- _Extracted data entries_
- - - - -

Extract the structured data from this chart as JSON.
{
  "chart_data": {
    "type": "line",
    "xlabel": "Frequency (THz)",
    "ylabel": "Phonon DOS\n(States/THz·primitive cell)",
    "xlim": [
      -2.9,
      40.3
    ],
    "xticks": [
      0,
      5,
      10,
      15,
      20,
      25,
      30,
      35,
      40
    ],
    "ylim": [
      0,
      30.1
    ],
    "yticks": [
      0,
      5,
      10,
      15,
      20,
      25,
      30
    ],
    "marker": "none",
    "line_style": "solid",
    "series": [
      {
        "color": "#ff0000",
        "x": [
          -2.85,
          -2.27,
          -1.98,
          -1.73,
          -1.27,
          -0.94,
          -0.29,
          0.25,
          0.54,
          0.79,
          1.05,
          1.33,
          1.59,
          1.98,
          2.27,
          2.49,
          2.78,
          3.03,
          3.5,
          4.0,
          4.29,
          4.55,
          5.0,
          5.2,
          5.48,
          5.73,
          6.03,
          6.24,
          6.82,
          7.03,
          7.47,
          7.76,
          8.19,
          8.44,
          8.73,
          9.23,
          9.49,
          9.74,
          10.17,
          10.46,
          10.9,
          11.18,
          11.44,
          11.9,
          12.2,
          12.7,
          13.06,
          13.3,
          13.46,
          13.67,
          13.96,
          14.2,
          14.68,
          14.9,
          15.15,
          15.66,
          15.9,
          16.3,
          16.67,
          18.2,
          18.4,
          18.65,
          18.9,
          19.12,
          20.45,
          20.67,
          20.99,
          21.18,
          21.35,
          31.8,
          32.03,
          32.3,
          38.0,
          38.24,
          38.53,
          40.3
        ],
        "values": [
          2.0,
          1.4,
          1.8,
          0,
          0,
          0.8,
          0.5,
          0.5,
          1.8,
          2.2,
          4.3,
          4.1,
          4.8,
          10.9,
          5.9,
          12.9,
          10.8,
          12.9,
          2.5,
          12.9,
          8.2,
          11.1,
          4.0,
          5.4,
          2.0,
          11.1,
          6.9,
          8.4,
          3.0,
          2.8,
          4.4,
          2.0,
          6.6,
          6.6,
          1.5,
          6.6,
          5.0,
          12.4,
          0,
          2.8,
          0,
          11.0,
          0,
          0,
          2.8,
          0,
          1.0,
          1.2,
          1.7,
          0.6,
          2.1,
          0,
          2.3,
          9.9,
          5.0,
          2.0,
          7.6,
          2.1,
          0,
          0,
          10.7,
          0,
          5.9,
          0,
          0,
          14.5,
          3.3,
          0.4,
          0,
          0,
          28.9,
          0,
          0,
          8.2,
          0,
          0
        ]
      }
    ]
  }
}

- - - - -

- _Stated exercise_
Each entry above is to be printed again exactly.

- _Task answer_
Extract the structured data from this chart as JSON.
{
  "chart_data": {
    "type": "line",
    "xlabel": "Frequency (THz)",
    "ylabel": "Phonon DOS\n(States/THz·primitive cell)",
    "xlim": [
      -2.9,
      40.3
    ],
    "xticks": [
      0,
      5,
      10,
      15,
      20,
      25,
      30,
      35,
      40
    ],
    "ylim": [
      0,
      30.1
    ],
    "yticks": [
      0,
      5,
      10,
      15,
      20,
      25,
      30
    ],
    "marker": "none",
    "line_style": "solid",
    "series": [
      {
        "color": "#ff0000",
        "x": [
          -2.85,
          -2.27,
          -1.98,
          -1.73,
          -1.27,
          -0.94,
          -0.29,
          0.25,
          0.54,
          0.79,
          1.05,
          1.33,
          1.59,
          1.98,
          2.27,
          2.49,
          2.78,
          3.03,
          3.5,
          4.0,
          4.29,
          4.55,
          5.0,
          5.2,
          5.48,
          5.73,
          6.03,
          6.24,
          6.82,
          7.03,
          7.47,
          7.76,
          8.19,
          8.44,
          8.73,
          9.23,
          9.49,
          9.74,
          10.17,
          10.46,
          10.9,
          11.18,
          11.44,
          11.9,
          12.2,
          12.7,
          13.06,
          13.3,
          13.46,
          13.67,
          13.96,
          14.2,
          14.68,
          14.9,
          15.15,
          15.66,
          15.9,
          16.3,
          16.67,
          18.2,
          18.4,
          18.65,
          18.9,
          19.12,
          20.45,
          20.67,
          20.99,
          21.18,
          21.35,
          31.8,
          32.03,
          32.3,
          38.0,
          38.24,
          38.53,
          40.3
        ],
        "values": [
          2.0,
          1.4,
          1.8,
          0,
          0,
          0.8,
          0.5,
          0.5,
          1.8,
          2.2,
          4.3,
          4.1,
          4.8,
          10.9,
          5.9,
          12.9,
          10.8,
          12.9,
          2.5,
          12.9,
          8.2,
          11.1,
          4.0,
          5.4,
          2.0,
          11.1,
          6.9,
          8.4,
          3.0,
          2.8,
          4.4,
          2.0,
          6.6,
          6.6,
          1.5,
          6.6,
          5.0,
          12.4,
          0,
          2.8,
          0,
          11.0,
          0,
          0,
          2.8,
          0,
          1.0,
          1.2,
          1.7,
          0.6,
          2.1,
          0,
          2.3,
          9.9,
          5.0,
          2.0,
          7.6,
          2.1,
          0,
          0,
          10.7,
          0,
          5.9,
          0,
          0,
          14.5,
          3.3,
          0.4,
          0,
          0,
          28.9,
          0,
          0,
          8.2,
          0,
          0
        ]
      }
    ]
  }
}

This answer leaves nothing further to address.